### What is expected
Find every line in the records below that holds the word "JSON", and copy each one.

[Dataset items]
..........

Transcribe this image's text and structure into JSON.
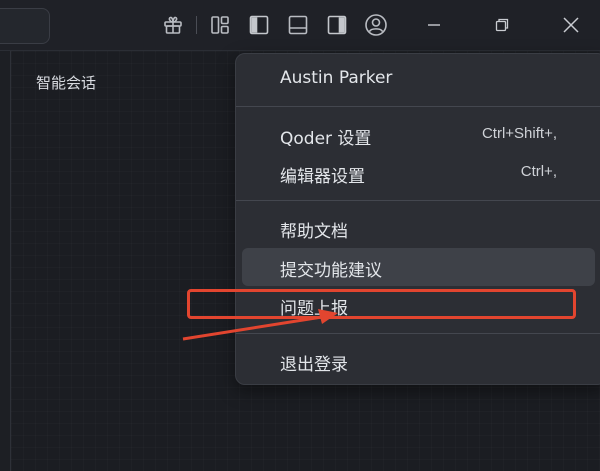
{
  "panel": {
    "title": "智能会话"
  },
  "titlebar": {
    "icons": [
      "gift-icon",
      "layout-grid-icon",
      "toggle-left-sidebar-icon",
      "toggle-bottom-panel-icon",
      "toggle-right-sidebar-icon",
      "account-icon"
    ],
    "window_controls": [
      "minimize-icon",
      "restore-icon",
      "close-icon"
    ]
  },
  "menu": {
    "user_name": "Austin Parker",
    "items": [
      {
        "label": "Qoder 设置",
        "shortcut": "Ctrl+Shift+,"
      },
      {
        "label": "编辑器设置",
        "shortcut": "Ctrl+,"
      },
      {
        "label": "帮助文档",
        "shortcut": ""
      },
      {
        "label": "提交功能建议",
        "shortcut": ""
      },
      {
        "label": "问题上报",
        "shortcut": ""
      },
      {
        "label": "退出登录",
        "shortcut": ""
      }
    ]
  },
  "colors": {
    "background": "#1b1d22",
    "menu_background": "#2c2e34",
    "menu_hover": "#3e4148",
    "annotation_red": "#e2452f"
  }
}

..........

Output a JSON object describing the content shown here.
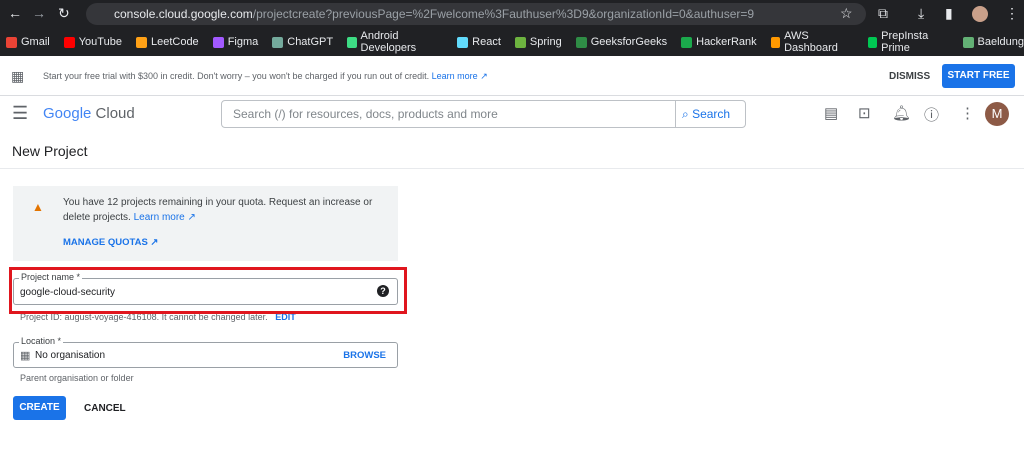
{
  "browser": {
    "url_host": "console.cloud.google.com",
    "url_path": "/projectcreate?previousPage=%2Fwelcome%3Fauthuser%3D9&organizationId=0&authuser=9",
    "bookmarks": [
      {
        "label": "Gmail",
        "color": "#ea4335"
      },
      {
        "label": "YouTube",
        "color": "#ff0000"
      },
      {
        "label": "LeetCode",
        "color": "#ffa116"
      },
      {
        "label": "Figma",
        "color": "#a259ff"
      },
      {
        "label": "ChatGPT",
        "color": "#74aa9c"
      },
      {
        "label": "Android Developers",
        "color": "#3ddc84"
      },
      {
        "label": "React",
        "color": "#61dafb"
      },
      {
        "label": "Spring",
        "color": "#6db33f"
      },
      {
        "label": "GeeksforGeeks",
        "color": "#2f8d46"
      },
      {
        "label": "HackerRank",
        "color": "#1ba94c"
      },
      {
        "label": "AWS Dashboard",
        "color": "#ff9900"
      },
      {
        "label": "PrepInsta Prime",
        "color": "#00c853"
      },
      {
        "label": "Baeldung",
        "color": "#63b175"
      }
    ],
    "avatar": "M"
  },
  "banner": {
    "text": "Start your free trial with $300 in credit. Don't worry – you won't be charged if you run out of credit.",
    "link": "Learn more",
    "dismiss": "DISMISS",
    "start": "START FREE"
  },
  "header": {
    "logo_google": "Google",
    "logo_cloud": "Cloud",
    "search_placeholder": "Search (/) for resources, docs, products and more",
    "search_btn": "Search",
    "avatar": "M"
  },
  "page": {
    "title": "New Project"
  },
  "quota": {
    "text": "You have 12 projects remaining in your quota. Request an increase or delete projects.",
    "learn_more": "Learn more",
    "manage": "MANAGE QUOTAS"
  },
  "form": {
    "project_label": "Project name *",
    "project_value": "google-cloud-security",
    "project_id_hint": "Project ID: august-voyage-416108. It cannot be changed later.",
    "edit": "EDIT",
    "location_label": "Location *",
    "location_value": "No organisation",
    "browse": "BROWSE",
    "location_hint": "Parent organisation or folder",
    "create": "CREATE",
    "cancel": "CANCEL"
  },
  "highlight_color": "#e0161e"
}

..........

### Output of the exercise
Transcribe this image's text and structure into JSON.
Output a JSON object describing the content shown here.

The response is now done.